## WHAT YOU NEED TO DO:
Find the lines that hold the word "ΥΨΟΜΕΤΡΑ" and return them.

## DATA SHOWN:
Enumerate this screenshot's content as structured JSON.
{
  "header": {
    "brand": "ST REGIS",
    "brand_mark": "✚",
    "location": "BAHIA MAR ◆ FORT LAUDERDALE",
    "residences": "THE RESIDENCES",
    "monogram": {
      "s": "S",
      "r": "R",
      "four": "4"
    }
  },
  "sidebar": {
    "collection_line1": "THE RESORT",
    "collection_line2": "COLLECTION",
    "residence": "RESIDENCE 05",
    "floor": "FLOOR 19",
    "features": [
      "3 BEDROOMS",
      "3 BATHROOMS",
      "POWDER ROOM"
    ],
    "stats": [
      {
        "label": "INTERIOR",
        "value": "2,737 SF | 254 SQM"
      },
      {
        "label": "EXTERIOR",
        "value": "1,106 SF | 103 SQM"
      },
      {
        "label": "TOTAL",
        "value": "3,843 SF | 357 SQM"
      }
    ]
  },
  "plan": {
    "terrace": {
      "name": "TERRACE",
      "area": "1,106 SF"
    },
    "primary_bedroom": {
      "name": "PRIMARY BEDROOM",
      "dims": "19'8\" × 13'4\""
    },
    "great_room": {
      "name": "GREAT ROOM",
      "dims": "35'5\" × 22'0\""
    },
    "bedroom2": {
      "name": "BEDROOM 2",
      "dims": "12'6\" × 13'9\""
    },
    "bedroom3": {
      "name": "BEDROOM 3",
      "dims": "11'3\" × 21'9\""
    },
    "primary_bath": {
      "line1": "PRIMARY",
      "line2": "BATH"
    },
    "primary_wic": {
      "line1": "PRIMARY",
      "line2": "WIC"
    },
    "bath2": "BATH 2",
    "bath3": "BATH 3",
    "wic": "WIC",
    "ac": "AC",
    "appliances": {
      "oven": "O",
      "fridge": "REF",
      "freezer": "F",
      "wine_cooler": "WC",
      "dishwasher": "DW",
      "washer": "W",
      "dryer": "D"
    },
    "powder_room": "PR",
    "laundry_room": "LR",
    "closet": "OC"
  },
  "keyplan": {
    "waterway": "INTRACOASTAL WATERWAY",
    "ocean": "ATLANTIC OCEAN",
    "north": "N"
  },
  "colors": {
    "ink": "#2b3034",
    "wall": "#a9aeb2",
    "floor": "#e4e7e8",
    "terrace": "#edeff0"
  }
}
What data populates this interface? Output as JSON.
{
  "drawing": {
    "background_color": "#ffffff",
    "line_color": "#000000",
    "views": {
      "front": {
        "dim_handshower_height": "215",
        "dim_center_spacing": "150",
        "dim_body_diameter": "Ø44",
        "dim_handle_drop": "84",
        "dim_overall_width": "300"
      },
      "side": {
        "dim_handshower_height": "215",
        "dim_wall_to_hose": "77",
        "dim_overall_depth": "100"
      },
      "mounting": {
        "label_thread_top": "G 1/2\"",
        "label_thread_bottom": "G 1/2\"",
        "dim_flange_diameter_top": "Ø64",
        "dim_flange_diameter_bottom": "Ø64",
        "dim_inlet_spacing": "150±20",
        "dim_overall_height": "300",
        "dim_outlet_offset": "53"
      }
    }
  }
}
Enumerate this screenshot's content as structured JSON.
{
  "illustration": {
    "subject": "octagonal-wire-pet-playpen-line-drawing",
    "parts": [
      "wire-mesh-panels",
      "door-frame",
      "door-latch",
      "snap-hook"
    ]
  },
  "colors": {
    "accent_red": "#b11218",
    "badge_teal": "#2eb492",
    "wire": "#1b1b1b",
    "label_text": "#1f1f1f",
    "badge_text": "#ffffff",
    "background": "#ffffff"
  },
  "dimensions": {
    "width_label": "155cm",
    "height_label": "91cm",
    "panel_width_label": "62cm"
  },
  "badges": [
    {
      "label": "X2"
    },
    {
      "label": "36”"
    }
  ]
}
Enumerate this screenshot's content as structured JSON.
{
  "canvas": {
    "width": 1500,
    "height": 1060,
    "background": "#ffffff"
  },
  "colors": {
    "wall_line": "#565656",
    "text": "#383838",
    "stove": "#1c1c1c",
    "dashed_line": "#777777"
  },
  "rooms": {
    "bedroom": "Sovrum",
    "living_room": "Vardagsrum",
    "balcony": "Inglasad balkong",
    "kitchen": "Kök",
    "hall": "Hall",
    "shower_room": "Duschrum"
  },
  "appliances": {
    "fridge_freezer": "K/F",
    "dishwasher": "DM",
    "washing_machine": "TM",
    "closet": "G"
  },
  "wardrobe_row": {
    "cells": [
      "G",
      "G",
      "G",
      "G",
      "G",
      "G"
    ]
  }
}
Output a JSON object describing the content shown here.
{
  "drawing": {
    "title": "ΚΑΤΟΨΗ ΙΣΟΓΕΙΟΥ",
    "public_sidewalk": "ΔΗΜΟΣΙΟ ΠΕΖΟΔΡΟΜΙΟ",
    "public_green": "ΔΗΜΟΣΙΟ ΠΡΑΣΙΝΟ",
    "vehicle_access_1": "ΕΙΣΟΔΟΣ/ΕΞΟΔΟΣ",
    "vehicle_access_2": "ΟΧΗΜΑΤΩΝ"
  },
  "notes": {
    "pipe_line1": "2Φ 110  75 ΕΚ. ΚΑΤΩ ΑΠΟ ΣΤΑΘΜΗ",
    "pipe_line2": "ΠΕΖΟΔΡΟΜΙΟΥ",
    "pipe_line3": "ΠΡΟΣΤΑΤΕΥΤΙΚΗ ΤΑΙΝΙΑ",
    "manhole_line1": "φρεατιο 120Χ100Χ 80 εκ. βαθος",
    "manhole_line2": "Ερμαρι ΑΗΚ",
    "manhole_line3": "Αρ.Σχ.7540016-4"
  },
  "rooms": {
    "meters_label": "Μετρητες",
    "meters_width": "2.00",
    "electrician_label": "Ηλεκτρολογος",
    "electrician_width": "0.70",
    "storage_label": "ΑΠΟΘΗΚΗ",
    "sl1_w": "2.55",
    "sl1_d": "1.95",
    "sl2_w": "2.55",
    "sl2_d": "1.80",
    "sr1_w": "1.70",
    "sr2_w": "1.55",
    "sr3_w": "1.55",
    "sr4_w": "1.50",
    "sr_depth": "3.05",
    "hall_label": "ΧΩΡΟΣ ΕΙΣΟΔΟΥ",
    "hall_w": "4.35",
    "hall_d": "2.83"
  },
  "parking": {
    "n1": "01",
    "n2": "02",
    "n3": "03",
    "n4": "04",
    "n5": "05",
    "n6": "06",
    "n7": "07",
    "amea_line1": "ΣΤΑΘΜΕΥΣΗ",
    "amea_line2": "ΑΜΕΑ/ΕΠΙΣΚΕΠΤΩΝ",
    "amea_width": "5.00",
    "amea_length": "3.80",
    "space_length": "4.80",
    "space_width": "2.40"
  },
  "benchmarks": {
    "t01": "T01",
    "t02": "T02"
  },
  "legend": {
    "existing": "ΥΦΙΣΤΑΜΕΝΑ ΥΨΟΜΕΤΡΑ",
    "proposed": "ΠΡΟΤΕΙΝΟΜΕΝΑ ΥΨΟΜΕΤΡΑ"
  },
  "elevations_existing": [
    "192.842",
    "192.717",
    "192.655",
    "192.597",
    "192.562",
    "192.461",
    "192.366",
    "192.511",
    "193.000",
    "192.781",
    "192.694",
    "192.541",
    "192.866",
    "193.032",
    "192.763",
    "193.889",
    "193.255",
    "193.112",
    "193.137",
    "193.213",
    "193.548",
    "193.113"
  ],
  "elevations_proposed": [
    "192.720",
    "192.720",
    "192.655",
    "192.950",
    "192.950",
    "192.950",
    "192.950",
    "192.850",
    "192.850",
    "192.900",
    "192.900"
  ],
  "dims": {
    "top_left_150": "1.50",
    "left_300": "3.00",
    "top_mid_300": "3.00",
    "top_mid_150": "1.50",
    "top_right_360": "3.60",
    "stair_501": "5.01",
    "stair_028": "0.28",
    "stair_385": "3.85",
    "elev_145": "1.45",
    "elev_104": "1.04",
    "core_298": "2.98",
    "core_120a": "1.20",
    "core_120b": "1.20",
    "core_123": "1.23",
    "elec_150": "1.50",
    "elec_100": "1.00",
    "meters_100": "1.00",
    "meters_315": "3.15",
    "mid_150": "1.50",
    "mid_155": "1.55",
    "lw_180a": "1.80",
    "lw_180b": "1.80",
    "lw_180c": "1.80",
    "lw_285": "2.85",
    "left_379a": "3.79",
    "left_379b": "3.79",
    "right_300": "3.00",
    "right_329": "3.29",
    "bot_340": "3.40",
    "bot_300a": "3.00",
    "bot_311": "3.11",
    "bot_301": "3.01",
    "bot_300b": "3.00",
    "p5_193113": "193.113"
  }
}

## EXERCISE ANSWER:
    "existing": "ΥΦΙΣΤΑΜΕΝΑ ΥΨΟΜΕΤΡΑ",
    "proposed": "ΠΡΟΤΕΙΝΟΜΕΝΑ ΥΨΟΜΕΤΡΑ"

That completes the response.